EXERCISE AIM: Pull out all lines from the listing below in which the word "Canin" appears.

:: RECORDS SUPPLIED

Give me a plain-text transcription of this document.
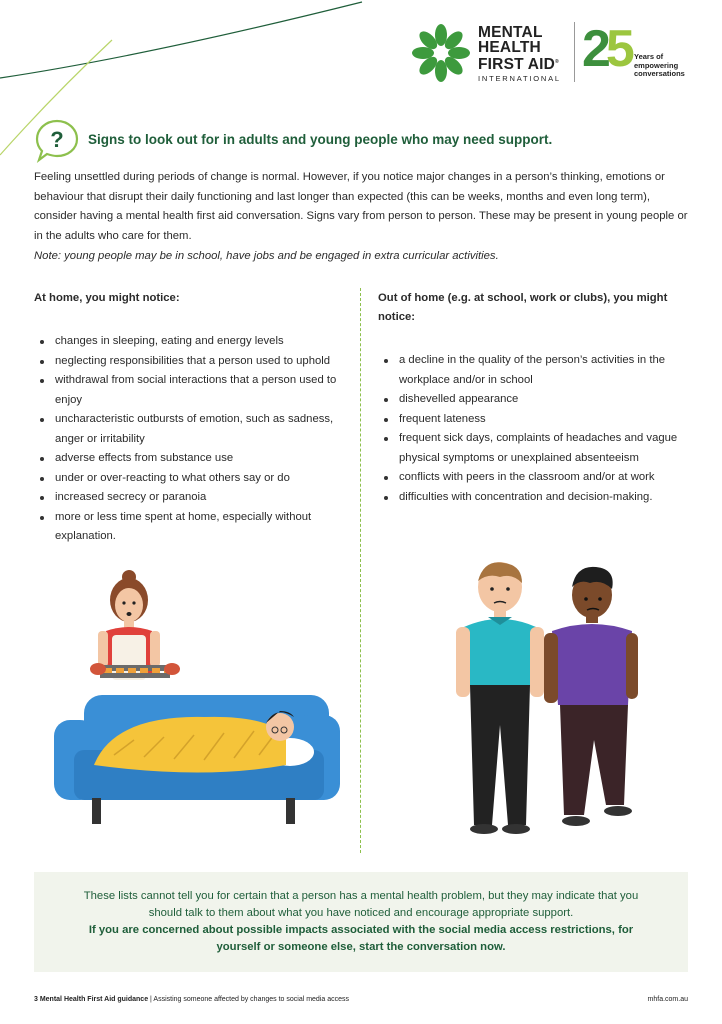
MENTAL
HEALTH
FIRST AID®
INTERNATIONAL
25 Years of empowering conversations
? Signs to look out for in adults and young people who may need support.

Feeling unsettled during periods of change is normal. However, if you notice major changes in a person’s thinking, emotions or behaviour that disrupt their daily functioning and last longer than expected (this can be weeks, months and even long term), consider having a mental health first aid conversation. Signs vary from person to person. These may be present in young people or in the adults who care for them.

Note: young people may be in school, have jobs and be engaged in extra curricular activities.

At home, you might notice:
changes in sleeping, eating and energy levels
neglecting responsibilities that a person used to uphold
withdrawal from social interactions that a person used to enjoy
uncharacteristic outbursts of emotion, such as sadness, anger or irritability
adverse effects from substance use
under or over-reacting to what others say or do
increased secrecy or paranoia
more or less time spent at home, especially without explanation.
Out of home (e.g. at school, work or clubs), you might notice:
a decline in the quality of the person’s activities in the workplace and/or in school
dishevelled appearance
frequent lateness
frequent sick days, complaints of headaches and vague physical symptoms or unexplained absenteeism
conflicts with peers in the classroom and/or at work
difficulties with concentration and decision-making.

These lists cannot tell you for certain that a person has a mental health problem, but they may indicate that you should talk to them about what you have noticed and encourage appropriate support.

If you are concerned about possible impacts associated with the social media access restrictions, for yourself or someone else, start the conversation now.

3 Mental Health First Aid guidance | Assisting someone affected by changes to social media access	mhfa.com.au
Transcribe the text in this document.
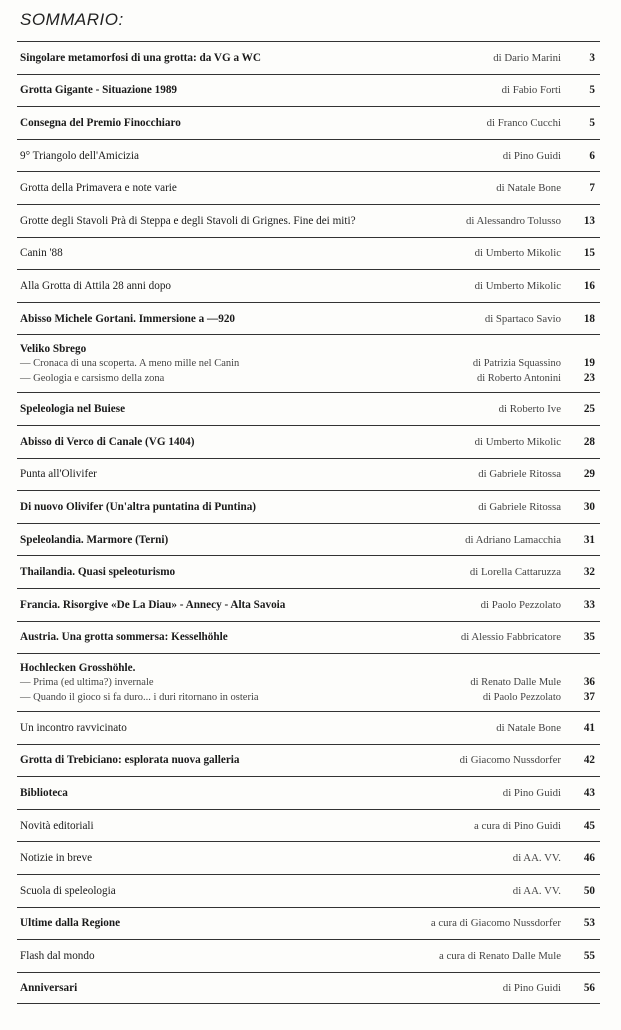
SOMMARIO:
Singolare metamorfosi di una grotta: da VG a WC	di Dario Marini	3
Grotta Gigante - Situazione 1989	di Fabio Forti	5
Consegna del Premio Finocchiaro	di Franco Cucchi	5
9° Triangolo dell'Amicizia	di Pino Guidi	6
Grotta della Primavera e note varie	di Natale Bone	7
Grotte degli Stavoli Prà di Steppa e degli Stavoli di Grignes. Fine dei miti?	di Alessandro Tolusso	13
Canin '88	di Umberto Mikolic	15
Alla Grotta di Attila 28 anni dopo	di Umberto Mikolic	16
Abisso Michele Gortani. Immersione a —920	di Spartaco Savio	18
Veliko Sbrego
— Cronaca di una scoperta. A meno mille nel Canin	di Patrizia Squassino	19
— Geologia e carsismo della zona	di Roberto Antonini	23
Speleologia nel Buiese	di Roberto Ive	25
Abisso di Verco di Canale (VG 1404)	di Umberto Mikolic	28
Punta all'Olivifer	di Gabriele Ritossa	29
Di nuovo Olivifer (Un'altra puntatina di Puntina)	di Gabriele Ritossa	30
Speleolandia. Marmore (Terni)	di Adriano Lamacchia	31
Thailandia. Quasi speleoturismo	di Lorella Cattaruzza	32
Francia. Risorgive «De La Diau» - Annecy - Alta Savoia	di Paolo Pezzolato	33
Austria. Una grotta sommersa: Kesselhöhle	di Alessio Fabbricatore	35
Hochlecken Grosshöhle.
— Prima (ed ultima?) invernale	di Renato Dalle Mule	36
— Quando il gioco si fa duro... i duri ritornano in osteria	di Paolo Pezzolato	37
Un incontro ravvicinato	di Natale Bone	41
Grotta di Trebiciano: esplorata nuova galleria	di Giacomo Nussdorfer	42
Biblioteca	di Pino Guidi	43
Novità editoriali	a cura di Pino Guidi	45
Notizie in breve	di AA. VV.	46
Scuola di speleologia	di AA. VV.	50
Ultime dalla Regione	a cura di Giacomo Nussdorfer	53
Flash dal mondo	a cura di Renato Dalle Mule	55
Anniversari	di Pino Guidi	56
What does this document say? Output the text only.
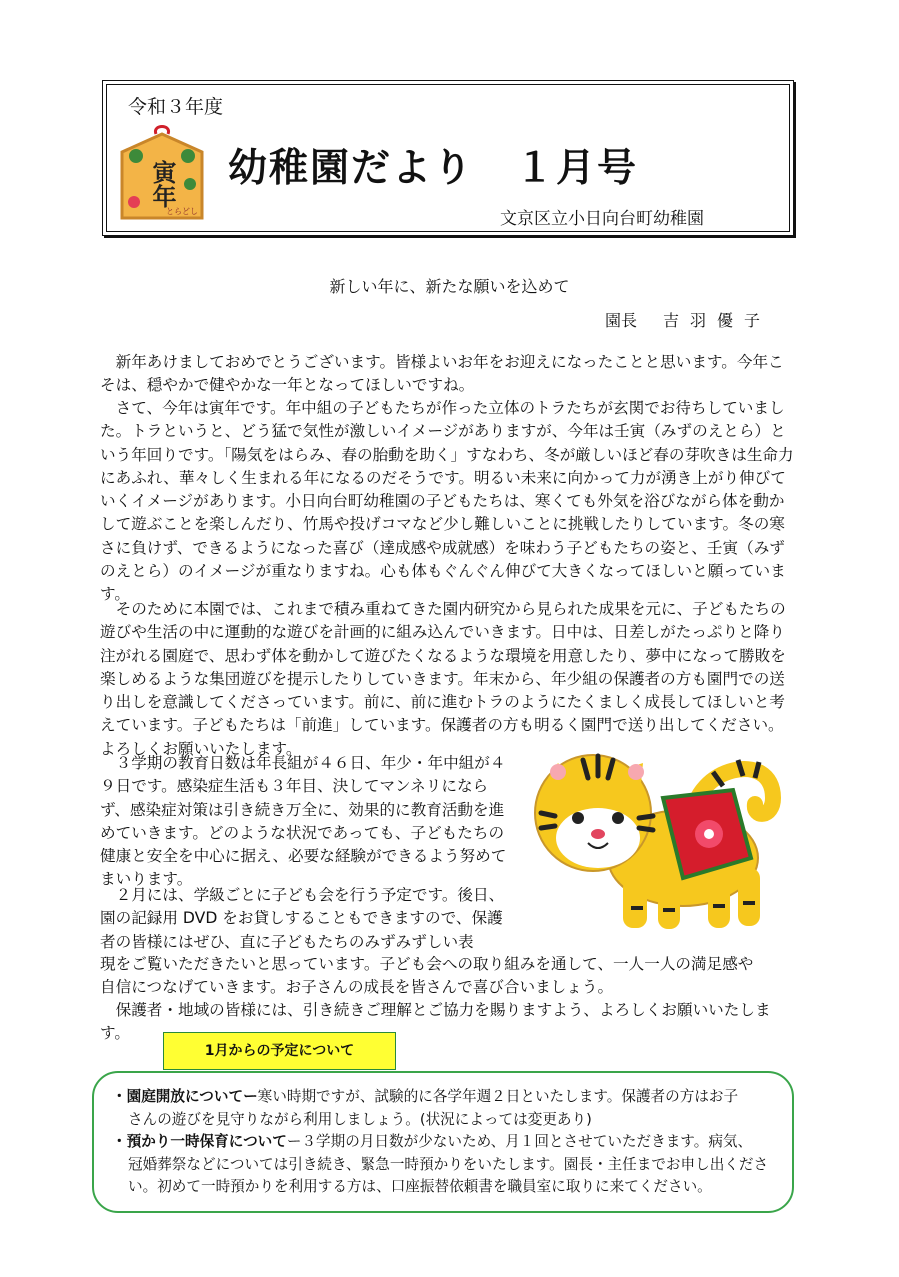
令和３年度
寅年
とらどし
幼稚園だより　１月号
文京区立小日向台町幼稚園
新しい年に、新たな願いを込めて
園長 吉羽優子

新年あけましておめでとうございます。皆様よいお年をお迎えになったことと思います。今年こそは、穏やかで健やかな一年となってほしいですね。

さて、今年は寅年です。年中組の子どもたちが作った立体のトラたちが玄関でお待ちしていました。トラというと、どう猛で気性が激しいイメージがありますが、今年は壬寅（みずのえとら）という年回りです。「陽気をはらみ、春の胎動を助く」すなわち、冬が厳しいほど春の芽吹きは生命力にあふれ、華々しく生まれる年になるのだそうです。明るい未来に向かって力が湧き上がり伸びていくイメージがあります。小日向台町幼稚園の子どもたちは、寒くても外気を浴びながら体を動かして遊ぶことを楽しんだり、竹馬や投げコマなど少し難しいことに挑戦したりしています。冬の寒さに負けず、できるようになった喜び（達成感や成就感）を味わう子どもたちの姿と、壬寅（みずのえとら）のイメージが重なりますね。心も体もぐんぐん伸びて大きくなってほしいと願っています。

そのために本園では、これまで積み重ねてきた園内研究から見られた成果を元に、子どもたちの遊びや生活の中に運動的な遊びを計画的に組み込んでいきます。日中は、日差しがたっぷりと降り注がれる園庭で、思わず体を動かして遊びたくなるような環境を用意したり、夢中になって勝敗を楽しめるような集団遊びを提示したりしていきます。年末から、年少組の保護者の方も園門での送り出しを意識してくださっています。前に、前に進むトラのようにたくましく成長してほしいと考えています。子どもたちは「前進」しています。保護者の方も明るく園門で送り出してください。よろしくお願いいたします。

３学期の教育日数は年長組が４６日、年少・年中組が４９日です。感染症生活も３年目、決してマンネリにならず、感染症対策は引き続き万全に、効果的に教育活動を進めていきます。どのような状況であっても、子どもたちの健康と安全を中心に据え、必要な経験ができるよう努めてまいります。

２月には、学級ごとに子ども会を行う予定です。後日、園の記録用 DVD をお貸しすることもできますので、保護者の皆様にはぜひ、直に子どもたちのみずみずしい表

現をご覧いただきたいと思っています。子ども会への取り組みを通して、一人一人の満足感や

自信につなげていきます。お子さんの成長を皆さんで喜び合いましょう。

保護者・地域の皆様には、引き続きご理解とご協力を賜りますよう、よろしくお願いいたします。

1月からの予定について
・園庭開放についてー寒い時期ですが、試験的に各学年週２日といたします。保護者の方はお子
さんの遊びを見守りながら利用しましょう。(状況によっては変更あり)
・預かり一時保育についてー３学期の月日数が少ないため、月１回とさせていただきます。病気、
冠婚葬祭などについては引き続き、緊急一時預かりをいたします。園長・主任までお申し出ください。初めて一時預かりを利用する方は、口座振替依頼書を職員室に取りに来てください。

::::

REPLY TO THE EXERCISE:
Canin '88	di Umberto Mikolic	15
— Cronaca di una scoperta. A meno mille nel Canin	di Patrizia Squassino	19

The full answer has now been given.